Description of the task:
Reproduce the listing below in its entirety. Change nothing.
-- begin Dataset records --
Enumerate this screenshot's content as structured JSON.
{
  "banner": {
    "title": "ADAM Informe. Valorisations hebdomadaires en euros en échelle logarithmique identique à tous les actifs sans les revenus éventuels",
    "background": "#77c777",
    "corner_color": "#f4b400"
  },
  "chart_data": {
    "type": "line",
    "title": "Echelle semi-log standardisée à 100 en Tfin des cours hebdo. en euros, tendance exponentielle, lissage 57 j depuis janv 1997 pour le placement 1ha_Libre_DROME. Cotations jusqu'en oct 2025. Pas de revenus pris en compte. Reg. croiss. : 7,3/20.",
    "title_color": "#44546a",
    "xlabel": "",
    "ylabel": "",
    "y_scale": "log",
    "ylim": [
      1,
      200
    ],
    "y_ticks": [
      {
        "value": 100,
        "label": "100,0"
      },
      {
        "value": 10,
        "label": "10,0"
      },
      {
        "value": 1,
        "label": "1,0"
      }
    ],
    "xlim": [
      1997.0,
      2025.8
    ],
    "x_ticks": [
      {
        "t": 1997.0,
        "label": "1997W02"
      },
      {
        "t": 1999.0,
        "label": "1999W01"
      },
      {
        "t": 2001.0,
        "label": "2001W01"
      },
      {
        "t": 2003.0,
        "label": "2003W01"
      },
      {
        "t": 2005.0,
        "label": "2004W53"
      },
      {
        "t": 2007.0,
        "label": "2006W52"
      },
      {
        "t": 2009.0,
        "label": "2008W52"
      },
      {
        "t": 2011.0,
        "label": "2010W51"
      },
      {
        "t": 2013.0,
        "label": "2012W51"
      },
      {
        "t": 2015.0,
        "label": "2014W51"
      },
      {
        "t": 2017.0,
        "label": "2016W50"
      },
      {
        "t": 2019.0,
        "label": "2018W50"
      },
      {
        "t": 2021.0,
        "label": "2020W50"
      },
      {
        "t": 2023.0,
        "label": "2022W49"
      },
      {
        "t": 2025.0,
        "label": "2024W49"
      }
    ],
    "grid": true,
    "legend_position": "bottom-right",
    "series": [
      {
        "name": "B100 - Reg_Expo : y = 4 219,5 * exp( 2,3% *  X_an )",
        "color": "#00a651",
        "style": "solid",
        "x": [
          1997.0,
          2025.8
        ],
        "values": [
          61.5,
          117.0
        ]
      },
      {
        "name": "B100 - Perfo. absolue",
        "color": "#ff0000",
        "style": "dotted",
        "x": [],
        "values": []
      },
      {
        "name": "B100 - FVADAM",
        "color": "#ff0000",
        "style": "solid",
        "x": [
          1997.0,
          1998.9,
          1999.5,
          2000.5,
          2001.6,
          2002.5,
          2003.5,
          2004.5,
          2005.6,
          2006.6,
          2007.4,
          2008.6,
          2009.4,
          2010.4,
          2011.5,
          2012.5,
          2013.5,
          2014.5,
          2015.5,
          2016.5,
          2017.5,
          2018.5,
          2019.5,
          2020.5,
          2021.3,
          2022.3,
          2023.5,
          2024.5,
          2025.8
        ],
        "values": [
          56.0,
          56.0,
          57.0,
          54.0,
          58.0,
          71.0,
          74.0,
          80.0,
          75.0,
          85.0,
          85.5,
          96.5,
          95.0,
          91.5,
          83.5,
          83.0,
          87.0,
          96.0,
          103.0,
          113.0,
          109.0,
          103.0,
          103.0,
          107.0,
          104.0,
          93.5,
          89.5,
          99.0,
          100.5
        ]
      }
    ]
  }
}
-- end Dataset records --
Expected answer:
Enumerate this screenshot's content as structured JSON.
{
  "banner": {
    "title": "ADAM Informe. Valorisations hebdomadaires en euros en échelle logarithmique identique à tous les actifs sans les revenus éventuels",
    "background": "#77c777",
    "corner_color": "#f4b400"
  },
  "chart_data": {
    "type": "line",
    "title": "Echelle semi-log standardisée à 100 en Tfin des cours hebdo. en euros, tendance exponentielle, lissage 57 j depuis janv 1997 pour le placement 1ha_Libre_DROME. Cotations jusqu'en oct 2025. Pas de revenus pris en compte. Reg. croiss. : 7,3/20.",
    "title_color": "#44546a",
    "xlabel": "",
    "ylabel": "",
    "y_scale": "log",
    "ylim": [
      1,
      200
    ],
    "y_ticks": [
      {
        "value": 100,
        "label": "100,0"
      },
      {
        "value": 10,
        "label": "10,0"
      },
      {
        "value": 1,
        "label": "1,0"
      }
    ],
    "xlim": [
      1997.0,
      2025.8
    ],
    "x_ticks": [
      {
        "t": 1997.0,
        "label": "1997W02"
      },
      {
        "t": 1999.0,
        "label": "1999W01"
      },
      {
        "t": 2001.0,
        "label": "2001W01"
      },
      {
        "t": 2003.0,
        "label": "2003W01"
      },
      {
        "t": 2005.0,
        "label": "2004W53"
      },
      {
        "t": 2007.0,
        "label": "2006W52"
      },
      {
        "t": 2009.0,
        "label": "2008W52"
      },
      {
        "t": 2011.0,
        "label": "2010W51"
      },
      {
        "t": 2013.0,
        "label": "2012W51"
      },
      {
        "t": 2015.0,
        "label": "2014W51"
      },
      {
        "t": 2017.0,
        "label": "2016W50"
      },
      {
        "t": 2019.0,
        "label": "2018W50"
      },
      {
        "t": 2021.0,
        "label": "2020W50"
      },
      {
        "t": 2023.0,
        "label": "2022W49"
      },
      {
        "t": 2025.0,
        "label": "2024W49"
      }
    ],
    "grid": true,
    "legend_position": "bottom-right",
    "series": [
      {
        "name": "B100 - Reg_Expo : y = 4 219,5 * exp( 2,3% *  X_an )",
        "color": "#00a651",
        "style": "solid",
        "x": [
          1997.0,
          2025.8
        ],
        "values": [
          61.5,
          117.0
        ]
      },
      {
        "name": "B100 - Perfo. absolue",
        "color": "#ff0000",
        "style": "dotted",
        "x": [],
        "values": []
      },
      {
        "name": "B100 - FVADAM",
        "color": "#ff0000",
        "style": "solid",
        "x": [
          1997.0,
          1998.9,
          1999.5,
          2000.5,
          2001.6,
          2002.5,
          2003.5,
          2004.5,
          2005.6,
          2006.6,
          2007.4,
          2008.6,
          2009.4,
          2010.4,
          2011.5,
          2012.5,
          2013.5,
          2014.5,
          2015.5,
          2016.5,
          2017.5,
          2018.5,
          2019.5,
          2020.5,
          2021.3,
          2022.3,
          2023.5,
          2024.5,
          2025.8
        ],
        "values": [
          56.0,
          56.0,
          57.0,
          54.0,
          58.0,
          71.0,
          74.0,
          80.0,
          75.0,
          85.0,
          85.5,
          96.5,
          95.0,
          91.5,
          83.5,
          83.0,
          87.0,
          96.0,
          103.0,
          113.0,
          109.0,
          103.0,
          103.0,
          107.0,
          104.0,
          93.5,
          89.5,
          99.0,
          100.5
        ]
      }
    ]
  }
}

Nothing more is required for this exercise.